Textauszug
* * *

Wider besseres Wissen muß der Fußball-Fan auf Wunder setzen. Das Unmögliche muß einfach möglich sein. Wäre es das nicht, wäre der Freizeitstand des Fußball-Fans obsolet. Denn legitimiert sich dieser Menschenschlag nicht allein durch den christlichen Psalm von Glaube, Liebe und Hoffnung? Bei Anhängern des FC St. Pauli ist religiöse Verdrängung von Vernunft besonders ausgeprägt. Egal, wie erbärmlich schlecht die Mannschaft, wie bedrohlich der Tabellenstand, wie überlegen nominell der Gegner: Ein St. Paulianer kennt vor dem Spiel keine Furcht und hinterher keinen Schmerz. Und doch hat es all dieser Logik des Unlogischen zum Trotz wahrscheinlich ziemlich weh getan, als am Sonnabend der MSV Duisburg im Wedaustadion mit einem 1:0-Sieg seine eigenen Aufstiegsambitionen genauso untermauerte wie die Abstiegssorgen des FC St. Pauli.

Es hätte ein Wunder durchaus geschehen können, wenn Martino Gatti in der 8. Minute seine Fähigkeiten ähnlich gebündelt präsentiert hätte wie seine Gefühle. Doch vielleicht hat sich der Exil-Berliner schon zu sehr an das solidaritätsbefördernde Leiden des verzagten Versagens gewöhnt; jedenfalls zog er es vor, von exaktem Zuspiel plus freier Schußbahn so konsterniert zu sein, daß er MSV-Torhüter Rollmann demütig in die Arme schoß. Es war die letzte 98prozentige Chance der Gäste.

Wenig später war Dieter Schlindwein (Manndecker) dem MSV-Mittelstürmer Preetz nicht gewachsen, als der in der Strafraummitte den Ball von einem talentierten Amateur namens Papic zur ersten Chance der Gastgeber erhielt. Die Partie war in der 16. Spielminute mit dem Tor des Tages entschieden.

* * *

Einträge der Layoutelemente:
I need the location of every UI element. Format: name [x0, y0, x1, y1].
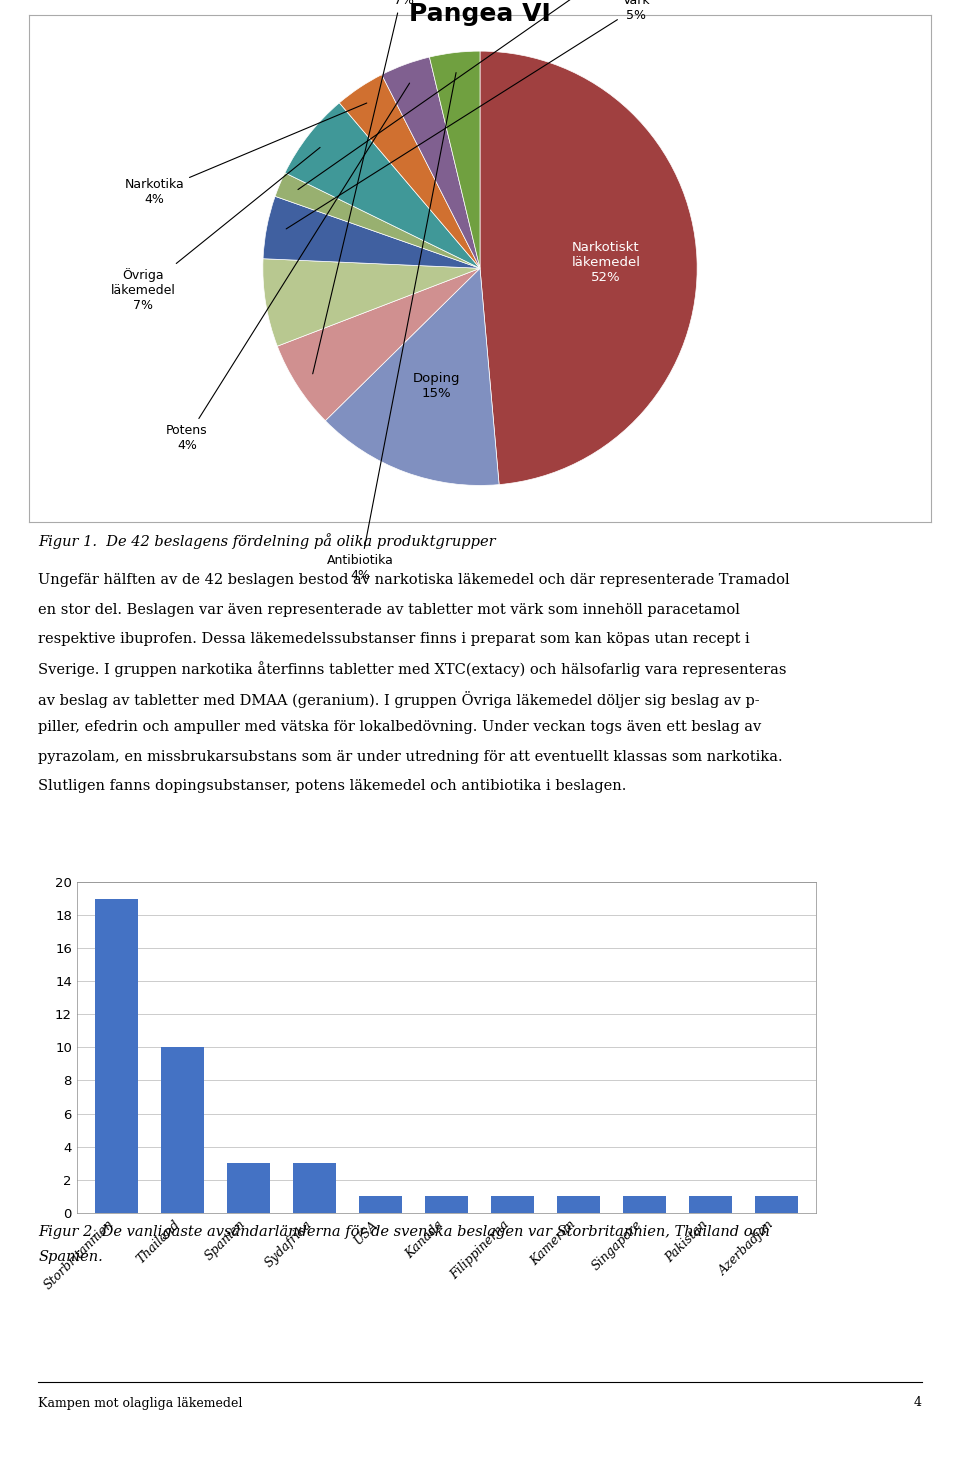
Wedge shape [276, 173, 480, 269]
Text: piller, efedrin och ampuller med vätska för lokalbedövning. Under veckan togs äv: piller, efedrin och ampuller med vätska … [38, 720, 761, 735]
Bar [227, 1163, 270, 1213]
Text: Figur 2. De vanligaste avsändarländerna för de svenska beslagen var Storbritanni: Figur 2. De vanligaste avsändarländerna … [38, 1225, 771, 1239]
Text: Hälsofarlig
vara
7%: Hälsofarlig vara 7% [313, 0, 438, 373]
Text: Kampen mot olagliga läkemedel: Kampen mot olagliga läkemedel [38, 1396, 243, 1410]
Bar [95, 898, 138, 1213]
Bar [293, 1163, 336, 1213]
Wedge shape [325, 269, 499, 485]
Text: Narkotiskt
läkemedel
52%: Narkotiskt läkemedel 52% [571, 241, 640, 284]
Text: Övriga
läkemedel
7%: Övriga läkemedel 7% [111, 147, 320, 312]
Bar [557, 1197, 600, 1213]
Text: 4: 4 [914, 1396, 922, 1410]
Bar [359, 1197, 402, 1213]
Text: Pyrazolam
2%: Pyrazolam 2% [298, 0, 669, 190]
Wedge shape [277, 269, 480, 420]
Text: Slutligen fanns dopingsubstanser, potens läkemedel och antibiotika i beslagen.: Slutligen fanns dopingsubstanser, potens… [38, 779, 627, 794]
Text: Sverige. I gruppen narkotika återfinns tabletter med XTC(extacy) och hälsofarlig: Sverige. I gruppen narkotika återfinns t… [38, 662, 787, 678]
Text: av beslag av tabletter med DMAA (geranium). I gruppen Övriga läkemedel döljer si: av beslag av tabletter med DMAA (geraniu… [38, 691, 760, 709]
Text: respektive ibuprofen. Dessa läkemedelssubstanser finns i preparat som kan köpas : respektive ibuprofen. Dessa läkemedelssu… [38, 632, 750, 647]
Text: Spanien.: Spanien. [38, 1250, 103, 1264]
Bar [623, 1197, 666, 1213]
Bar [491, 1197, 534, 1213]
Text: pyrazolam, en missbrukarsubstans som är under utredning för att eventuellt klass: pyrazolam, en missbrukarsubstans som är … [38, 750, 783, 764]
Bar [755, 1197, 798, 1213]
Title: Pangea VI: Pangea VI [409, 1, 551, 26]
Wedge shape [480, 51, 697, 485]
Wedge shape [339, 75, 480, 269]
Text: Doping
15%: Doping 15% [413, 372, 460, 400]
Wedge shape [263, 197, 480, 269]
Bar [161, 1047, 204, 1213]
Wedge shape [285, 103, 480, 269]
Text: Figur 1.  De 42 beslagens fördelning på olika produktgrupper: Figur 1. De 42 beslagens fördelning på o… [38, 534, 496, 550]
Text: Antibiotika
4%: Antibiotika 4% [327, 72, 456, 582]
Text: Narkotika
4%: Narkotika 4% [125, 103, 367, 206]
Text: Potens
4%: Potens 4% [166, 84, 410, 451]
Wedge shape [382, 57, 480, 269]
Bar [689, 1197, 732, 1213]
Text: Ungefär hälften av de 42 beslagen bestod av narkotiska läkemedel och där represe: Ungefär hälften av de 42 beslagen bestod… [38, 573, 790, 588]
Text: Värk
5%: Värk 5% [286, 0, 650, 229]
Wedge shape [429, 51, 480, 269]
Bar [425, 1197, 468, 1213]
Wedge shape [263, 259, 480, 347]
Text: en stor del. Beslagen var även representerade av tabletter mot värk som innehöll: en stor del. Beslagen var även represent… [38, 603, 740, 617]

* * *

Aufgaben
1/ Drucke aus dem Textauszug über das Fußballspiel die Stelle wortgetreu ab, die mit „Wider besseres Wissen“ beginnt und bis „FC St. Pauli.“ reicht.
2/ Gib von den vorliegenden Zeilen diejenigen unverändert aus, die mit der Zeile mit „Wedge shape [276, 173, 480, 269]“ beginnen und bis einschließlich zur Zeile mit „Text: respektive ibuprofen.“ reichen.
Die Zeilen haben mit dem Textauszug nichts zu tun.

Lösungen
1/
Wider besseres Wissen muß der Fußball-Fan auf Wunder setzen. Das Unmögliche muß einfach möglich sein. Wäre es das nicht, wäre der Freizeitstand des Fußball-Fans obsolet. Denn legitimiert sich dieser Menschenschlag nicht allein durch den christlichen Psalm von Glaube, Liebe und Hoffnung? Bei Anhängern des FC St. Pauli ist religiöse Verdrängung von Vernunft besonders ausgeprägt. Egal, wie erbärmlich schlecht die Mannschaft, wie bedrohlich der Tabellenstand, wie überlegen nominell der Gegner: Ein St. Paulianer kennt vor dem Spiel keine Furcht und hinterher keinen Schmerz. Und doch hat es all dieser Logik des Unlogischen zum Trotz wahrscheinlich ziemlich weh getan, als am Sonnabend der MSV Duisburg im Wedaustadion mit einem 1:0-Sieg seine eigenen Aufstiegsambitionen genauso untermauerte wie die Abstiegssorgen des FC St. Pauli.

2/
Wedge shape [276, 173, 480, 269]
Text: piller, efedrin och ampuller med vätska för lokalbedövning. Under veckan togs äv: piller, efedrin och ampuller med vätska … [38, 720, 761, 735]
Bar [227, 1163, 270, 1213]
Text: Figur 2. De vanligaste avsändarländerna för de svenska beslagen var Storbritanni: Figur 2. De vanligaste avsändarländerna … [38, 1225, 771, 1239]
Text: Hälsofarlig
vara
7%: Hälsofarlig vara 7% [313, 0, 438, 373]
Text: Kampen mot olagliga läkemedel: Kampen mot olagliga läkemedel [38, 1396, 243, 1410]
Bar [95, 898, 138, 1213]
Bar [293, 1163, 336, 1213]
Wedge shape [325, 269, 499, 485]
Text: Narkotiskt
läkemedel
52%: Narkotiskt läkemedel 52% [571, 241, 640, 284]
Text: Övriga
läkemedel
7%: Övriga läkemedel 7% [111, 147, 320, 312]
Bar [557, 1197, 600, 1213]
Text: 4: 4 [914, 1396, 922, 1410]
Bar [359, 1197, 402, 1213]
Text: Pyrazolam
2%: Pyrazolam 2% [298, 0, 669, 190]
Wedge shape [277, 269, 480, 420]
Text: Slutligen fanns dopingsubstanser, potens läkemedel och antibiotika i beslagen.: Slutligen fanns dopingsubstanser, potens… [38, 779, 627, 794]
Text: Sverige. I gruppen narkotika återfinns tabletter med XTC(extacy) och hälsofarlig: Sverige. I gruppen narkotika återfinns t… [38, 662, 787, 678]
Text: av beslag av tabletter med DMAA (geranium). I gruppen Övriga läkemedel döljer si: av beslag av tabletter med DMAA (geraniu… [38, 691, 760, 709]
Text: respektive ibuprofen. Dessa läkemedelssubstanser finns i preparat som kan köpas : respektive ibuprofen. Dessa läkemedelssu… [38, 632, 750, 647]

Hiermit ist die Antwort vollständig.